**Task to complete:**
Write out the listing word for word, from the line containing "List UI elements" through the line containing "- credit-input[interactable]: [633, 428, 722, 452]", including both of those lines.

**Items:**
-----

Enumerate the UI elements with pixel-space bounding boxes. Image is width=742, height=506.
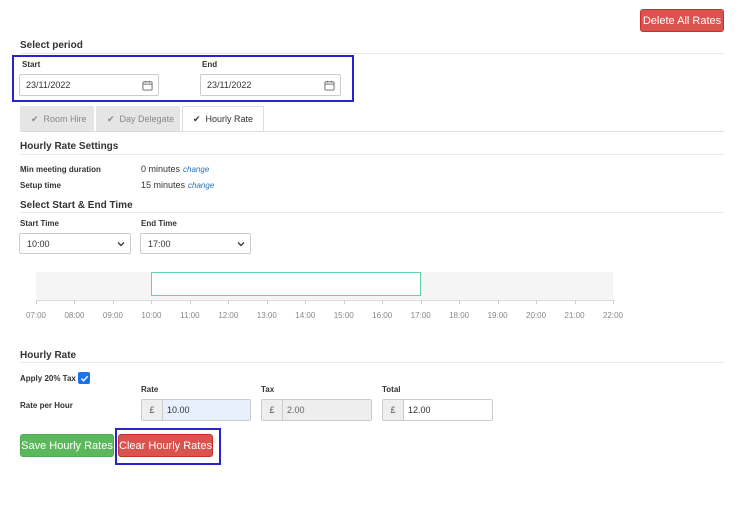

-----

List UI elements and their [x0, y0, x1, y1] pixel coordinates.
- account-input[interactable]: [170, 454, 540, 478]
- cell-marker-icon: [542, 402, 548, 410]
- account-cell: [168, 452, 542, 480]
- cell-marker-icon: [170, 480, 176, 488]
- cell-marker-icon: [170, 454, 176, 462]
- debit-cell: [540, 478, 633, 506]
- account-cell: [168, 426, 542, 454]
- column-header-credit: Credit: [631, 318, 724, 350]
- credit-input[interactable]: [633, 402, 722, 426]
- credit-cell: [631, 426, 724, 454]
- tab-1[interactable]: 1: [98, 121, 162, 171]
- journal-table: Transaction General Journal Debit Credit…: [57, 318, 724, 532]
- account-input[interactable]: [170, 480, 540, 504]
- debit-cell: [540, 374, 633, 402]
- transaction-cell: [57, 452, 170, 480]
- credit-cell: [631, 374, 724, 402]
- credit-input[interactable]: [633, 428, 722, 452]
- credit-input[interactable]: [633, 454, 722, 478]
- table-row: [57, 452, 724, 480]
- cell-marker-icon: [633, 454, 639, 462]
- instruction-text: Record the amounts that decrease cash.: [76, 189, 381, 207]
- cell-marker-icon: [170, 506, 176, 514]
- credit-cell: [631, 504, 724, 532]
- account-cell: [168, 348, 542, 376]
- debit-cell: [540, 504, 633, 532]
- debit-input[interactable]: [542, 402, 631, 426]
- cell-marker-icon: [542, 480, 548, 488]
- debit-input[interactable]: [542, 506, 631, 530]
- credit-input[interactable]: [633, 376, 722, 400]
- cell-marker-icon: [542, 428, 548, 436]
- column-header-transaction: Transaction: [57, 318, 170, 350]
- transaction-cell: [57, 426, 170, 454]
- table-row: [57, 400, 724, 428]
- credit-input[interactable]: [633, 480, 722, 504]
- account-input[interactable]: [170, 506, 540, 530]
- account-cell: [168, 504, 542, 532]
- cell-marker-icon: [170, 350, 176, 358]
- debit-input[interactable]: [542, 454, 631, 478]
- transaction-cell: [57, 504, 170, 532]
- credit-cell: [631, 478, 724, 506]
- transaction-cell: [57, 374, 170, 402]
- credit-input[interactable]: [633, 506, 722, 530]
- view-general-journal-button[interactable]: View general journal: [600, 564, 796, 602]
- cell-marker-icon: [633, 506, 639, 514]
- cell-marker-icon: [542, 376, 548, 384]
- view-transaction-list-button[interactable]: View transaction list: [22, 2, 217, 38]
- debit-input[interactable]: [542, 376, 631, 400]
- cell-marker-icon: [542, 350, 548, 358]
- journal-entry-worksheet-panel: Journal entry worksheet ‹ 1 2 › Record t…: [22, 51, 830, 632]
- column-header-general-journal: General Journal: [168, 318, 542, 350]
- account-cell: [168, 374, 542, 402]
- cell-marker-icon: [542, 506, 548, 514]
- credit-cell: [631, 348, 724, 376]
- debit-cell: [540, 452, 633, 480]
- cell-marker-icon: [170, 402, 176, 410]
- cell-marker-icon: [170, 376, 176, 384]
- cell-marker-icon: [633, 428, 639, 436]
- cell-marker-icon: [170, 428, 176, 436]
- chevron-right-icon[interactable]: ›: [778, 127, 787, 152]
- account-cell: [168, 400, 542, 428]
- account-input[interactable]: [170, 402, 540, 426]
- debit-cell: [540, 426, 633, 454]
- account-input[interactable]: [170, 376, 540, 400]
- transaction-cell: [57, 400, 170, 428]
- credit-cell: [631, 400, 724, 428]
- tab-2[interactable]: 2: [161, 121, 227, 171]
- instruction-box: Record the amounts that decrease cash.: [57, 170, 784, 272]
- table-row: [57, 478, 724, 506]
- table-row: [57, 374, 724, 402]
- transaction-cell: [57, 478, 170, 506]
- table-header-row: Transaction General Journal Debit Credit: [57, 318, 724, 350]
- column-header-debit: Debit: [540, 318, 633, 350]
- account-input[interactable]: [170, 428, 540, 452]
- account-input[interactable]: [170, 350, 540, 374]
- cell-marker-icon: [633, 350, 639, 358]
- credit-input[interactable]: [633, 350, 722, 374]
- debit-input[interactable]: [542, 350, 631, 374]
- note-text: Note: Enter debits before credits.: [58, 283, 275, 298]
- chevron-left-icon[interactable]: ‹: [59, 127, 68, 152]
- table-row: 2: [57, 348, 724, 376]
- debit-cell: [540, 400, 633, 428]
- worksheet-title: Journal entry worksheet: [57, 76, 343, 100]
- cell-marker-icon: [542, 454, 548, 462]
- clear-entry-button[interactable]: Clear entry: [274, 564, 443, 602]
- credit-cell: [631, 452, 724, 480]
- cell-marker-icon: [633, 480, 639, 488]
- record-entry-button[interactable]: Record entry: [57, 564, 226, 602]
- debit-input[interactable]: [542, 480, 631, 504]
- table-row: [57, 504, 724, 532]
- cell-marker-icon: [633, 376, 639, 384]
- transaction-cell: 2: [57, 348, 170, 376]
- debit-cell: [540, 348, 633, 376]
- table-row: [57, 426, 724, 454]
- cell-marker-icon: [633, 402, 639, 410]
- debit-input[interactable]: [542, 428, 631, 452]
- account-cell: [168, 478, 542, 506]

-----

**Result below:**
List UI elements and their [x0, y0, x1, y1] pixel coordinates.
- account-input[interactable]: [170, 454, 540, 478]
- cell-marker-icon: [542, 402, 548, 410]
- account-cell: [168, 452, 542, 480]
- cell-marker-icon: [170, 480, 176, 488]
- cell-marker-icon: [170, 454, 176, 462]
- debit-cell: [540, 478, 633, 506]
- account-cell: [168, 426, 542, 454]
- column-header-credit: Credit: [631, 318, 724, 350]
- credit-input[interactable]: [633, 402, 722, 426]
- credit-cell: [631, 426, 724, 454]
- tab-1[interactable]: 1: [98, 121, 162, 171]
- journal-table: Transaction General Journal Debit Credit…: [57, 318, 724, 532]
- account-input[interactable]: [170, 480, 540, 504]
- debit-cell: [540, 374, 633, 402]
- transaction-cell: [57, 452, 170, 480]
- credit-cell: [631, 374, 724, 402]
- credit-input[interactable]: [633, 428, 722, 452]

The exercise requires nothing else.